-- Selected excerpt --

▽

# Things Today's Kids Don't Understand



## Lady Nyxie (Aug 30, 2006)

Our grandparents most likely said things about our generation like:

They don't know how to put in an honest days work.
They don't know how to fix anything, they just go buy it new.
All they do is sit in front of the television or run around town.
They call that stuff music?
They have no respect for their elders.

Now we are saying it about the next generation, but advances have changed the sayings: 

They don't know how to tell dial time.
They don't know how to do math without the aid of an electronic device.
They don't know how to address an envelope.
They don't know what it means to slide down the dinosaur at 5 pm.
They don't understand why we would ever want to know "Where's the beef?".

What were some things that they used to say about your generation or that you find yourself saying about this generation? What do you think this young generation will be saying about future generations?


----------



## RoxyBlue (Oct 6, 2008)

...what a "rotary phone" is


----------



## debbie5 (Mar 2, 2007)

...how to change the channel when the remote gets lost.


----------



## Pumpkin5 (Aug 8, 2010)

:jol: When I was a kid, I went OUTSIDE to have fun and we created fun! Today's kids sit in front of video games and HAVE to be entertained by something other than their own imaginations.......:tongueton:


----------



## RoxyBlue (Oct 6, 2008)

...using snail mail to communicate


----------



## Evil Andrew (Nov 6, 2009)

RoxyBlue said:


> ...what a "rotary phone" is


......we were on a 4 party line.......

△

-- Extracted data --
▽

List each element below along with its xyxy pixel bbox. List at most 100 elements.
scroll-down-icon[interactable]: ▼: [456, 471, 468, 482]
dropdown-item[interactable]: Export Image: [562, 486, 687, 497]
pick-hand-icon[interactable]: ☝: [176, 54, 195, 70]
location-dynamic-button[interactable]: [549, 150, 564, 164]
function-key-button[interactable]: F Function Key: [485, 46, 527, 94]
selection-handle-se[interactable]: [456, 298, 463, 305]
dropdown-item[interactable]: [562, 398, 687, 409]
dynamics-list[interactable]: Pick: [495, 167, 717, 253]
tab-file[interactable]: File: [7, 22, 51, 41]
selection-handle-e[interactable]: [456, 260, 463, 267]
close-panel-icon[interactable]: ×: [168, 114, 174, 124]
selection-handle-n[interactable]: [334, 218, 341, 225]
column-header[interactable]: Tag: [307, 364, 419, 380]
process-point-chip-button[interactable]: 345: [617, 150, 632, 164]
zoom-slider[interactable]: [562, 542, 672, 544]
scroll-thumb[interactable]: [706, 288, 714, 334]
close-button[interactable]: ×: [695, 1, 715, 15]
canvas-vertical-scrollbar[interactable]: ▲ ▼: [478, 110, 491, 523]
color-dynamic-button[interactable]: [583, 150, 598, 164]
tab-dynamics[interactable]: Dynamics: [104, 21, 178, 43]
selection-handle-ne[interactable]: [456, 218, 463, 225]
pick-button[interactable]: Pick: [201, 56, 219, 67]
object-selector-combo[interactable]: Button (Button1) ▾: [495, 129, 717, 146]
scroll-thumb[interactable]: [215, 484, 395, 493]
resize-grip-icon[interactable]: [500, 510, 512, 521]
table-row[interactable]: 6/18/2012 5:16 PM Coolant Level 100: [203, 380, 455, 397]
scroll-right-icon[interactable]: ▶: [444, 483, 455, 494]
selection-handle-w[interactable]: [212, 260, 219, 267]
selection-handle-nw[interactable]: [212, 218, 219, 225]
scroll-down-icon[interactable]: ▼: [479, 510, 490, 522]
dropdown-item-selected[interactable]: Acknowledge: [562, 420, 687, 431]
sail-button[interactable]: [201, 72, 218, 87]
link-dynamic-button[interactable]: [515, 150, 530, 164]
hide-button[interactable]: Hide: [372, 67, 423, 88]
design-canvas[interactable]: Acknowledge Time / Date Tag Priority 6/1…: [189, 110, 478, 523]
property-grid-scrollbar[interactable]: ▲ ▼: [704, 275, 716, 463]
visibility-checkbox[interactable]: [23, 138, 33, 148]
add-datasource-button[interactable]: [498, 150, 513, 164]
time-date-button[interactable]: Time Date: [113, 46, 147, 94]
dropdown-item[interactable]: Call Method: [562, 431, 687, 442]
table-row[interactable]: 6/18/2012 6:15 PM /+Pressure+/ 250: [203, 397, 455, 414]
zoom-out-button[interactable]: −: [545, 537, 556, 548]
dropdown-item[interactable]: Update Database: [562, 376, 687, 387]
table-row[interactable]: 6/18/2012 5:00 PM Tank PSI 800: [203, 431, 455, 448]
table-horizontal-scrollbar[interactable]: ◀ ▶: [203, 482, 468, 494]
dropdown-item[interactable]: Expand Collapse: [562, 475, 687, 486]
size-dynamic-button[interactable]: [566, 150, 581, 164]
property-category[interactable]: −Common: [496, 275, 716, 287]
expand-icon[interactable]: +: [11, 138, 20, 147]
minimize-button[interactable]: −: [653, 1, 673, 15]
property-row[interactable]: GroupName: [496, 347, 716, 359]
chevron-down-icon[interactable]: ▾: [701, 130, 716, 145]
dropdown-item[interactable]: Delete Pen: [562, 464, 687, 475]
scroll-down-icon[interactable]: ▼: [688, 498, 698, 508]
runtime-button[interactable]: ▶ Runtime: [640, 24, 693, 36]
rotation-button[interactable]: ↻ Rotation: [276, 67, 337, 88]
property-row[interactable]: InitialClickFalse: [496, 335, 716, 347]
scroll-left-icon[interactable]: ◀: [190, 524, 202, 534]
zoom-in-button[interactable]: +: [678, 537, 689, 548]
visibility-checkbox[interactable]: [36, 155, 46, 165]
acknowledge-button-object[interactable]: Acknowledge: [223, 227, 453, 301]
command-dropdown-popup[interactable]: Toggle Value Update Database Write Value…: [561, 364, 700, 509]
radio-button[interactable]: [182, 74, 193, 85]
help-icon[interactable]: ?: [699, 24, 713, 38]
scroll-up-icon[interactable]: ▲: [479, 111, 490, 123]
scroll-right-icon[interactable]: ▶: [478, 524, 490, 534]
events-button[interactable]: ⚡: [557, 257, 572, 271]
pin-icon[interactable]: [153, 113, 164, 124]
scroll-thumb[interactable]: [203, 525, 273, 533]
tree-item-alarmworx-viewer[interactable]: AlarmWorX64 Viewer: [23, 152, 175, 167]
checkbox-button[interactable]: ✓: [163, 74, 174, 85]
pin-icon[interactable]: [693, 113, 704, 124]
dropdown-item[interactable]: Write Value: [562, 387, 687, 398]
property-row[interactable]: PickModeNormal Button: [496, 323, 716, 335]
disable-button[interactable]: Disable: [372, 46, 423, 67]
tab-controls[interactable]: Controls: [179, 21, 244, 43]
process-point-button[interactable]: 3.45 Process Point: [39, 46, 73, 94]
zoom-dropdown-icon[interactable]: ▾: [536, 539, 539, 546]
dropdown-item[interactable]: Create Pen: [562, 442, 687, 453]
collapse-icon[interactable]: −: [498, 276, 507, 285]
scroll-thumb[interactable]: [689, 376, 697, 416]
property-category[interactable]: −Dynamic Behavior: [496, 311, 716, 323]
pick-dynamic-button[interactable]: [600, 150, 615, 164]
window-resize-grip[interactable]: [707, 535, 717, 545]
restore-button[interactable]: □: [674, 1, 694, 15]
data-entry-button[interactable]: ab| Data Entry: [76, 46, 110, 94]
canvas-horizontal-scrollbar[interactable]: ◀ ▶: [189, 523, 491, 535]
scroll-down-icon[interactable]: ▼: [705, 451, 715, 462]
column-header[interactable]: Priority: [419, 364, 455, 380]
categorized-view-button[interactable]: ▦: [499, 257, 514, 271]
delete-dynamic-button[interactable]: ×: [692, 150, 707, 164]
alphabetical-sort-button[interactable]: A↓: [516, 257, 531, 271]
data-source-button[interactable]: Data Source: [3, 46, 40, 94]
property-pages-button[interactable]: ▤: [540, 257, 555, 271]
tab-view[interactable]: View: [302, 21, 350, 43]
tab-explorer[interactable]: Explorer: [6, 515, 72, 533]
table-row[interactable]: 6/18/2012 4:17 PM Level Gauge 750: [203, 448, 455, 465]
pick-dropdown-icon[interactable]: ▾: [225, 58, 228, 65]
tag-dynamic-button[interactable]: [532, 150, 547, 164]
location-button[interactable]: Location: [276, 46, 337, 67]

△

-- List of tasks --
1. Could you return the passage of the forum thread on things today's kids don't understand, from "Now we are saying" to "dinosaur at 5 pm.", word for word?
2. Can you carry the forum thread about what today's kids don't understand further, picking up right after its final line?

-- Task-by-task outputs --
1.
Now we are saying it about the next generation, but advances have changed the sayings: 

They don't know how to tell dial time.
They don't know how to do math without the aid of an electronic device.
They don't know how to address an envelope.
They don't know what it means to slide down the dinosaur at 5 pm.

2.
----------



## ouizul1 (May 22, 2010)

debbie5 said:


> ...how to change the channel when the remote gets lost.


You can do that?!?


----------



## highbury (Nov 5, 2009)

listening to my vinyl records


----------



## debbie5 (Mar 2, 2007)

...the power of good manners in the face of rudeness. "Taking The High Road".

..fresh, warm cookies out of the oven, given to you from the nice old lady across the street when you went TOTing to her house...

...how to socialize and carry on a conversation with a complete stranger.


----------



## Goblin (Jun 3, 2009)

How to do math problems without a calculator


----------



## MrGrimm (May 19, 2009)

How to spend one day without your smartphone.


----------



## RoxyBlue (Oct 6, 2008)

...having a conversation with your family sitting in the room with you without texting them (one of my co-workers has nephews who do this)


----------



## MrGrimm (May 19, 2009)

...having to fix a scratch on a CD...


----------



## Spooky1 (Aug 25, 2008)

... what a "pen pal" is.


----------



## Spooky1 (Aug 25, 2008)

... that TV use to come in only 3 channels.


----------



## debbie5 (Mar 2, 2007)

...being locked out of the house on nice summer days, only allowed in to use the bathroom ...ate sandwiches on the front porch with your friends, & if you needed a drink, there was the hose ....


----------



## debbie5 (Mar 2, 2007)

...letting the boy sweat & suffer & ask YOU out....


----------



## MrGrimm (May 19, 2009)

...not being pushed into organized sports and having a lazy summer of discoveries.


----------



## RoxyBlue (Oct 6, 2008)

....Howdy Doody


----------



## Evil Andrew (Nov 6, 2009)

.......playing baseball ......

At my son's school, kids are _*not allowed*_ to bring a ball or bat to school. Someone might get hurt!


----------



## MrGrimm (May 19, 2009)

to say Hi when you cross paths with people in a hallway


----------



## RoxyBlue (Oct 6, 2008)

....that people once used real live public phone booths that took coins


----------



## Plastic Ninja (Sep 30, 2010)

I find this funny because I can be considered a "kid of today".

... What an NES is or why you would want to play an 8-bit video game.

Hey, I guess I'm not a normal "kid of today"


----------



## debbie5 (Mar 2, 2007)

...life before showers. I bathed in a claw footed tub 'til I was 16!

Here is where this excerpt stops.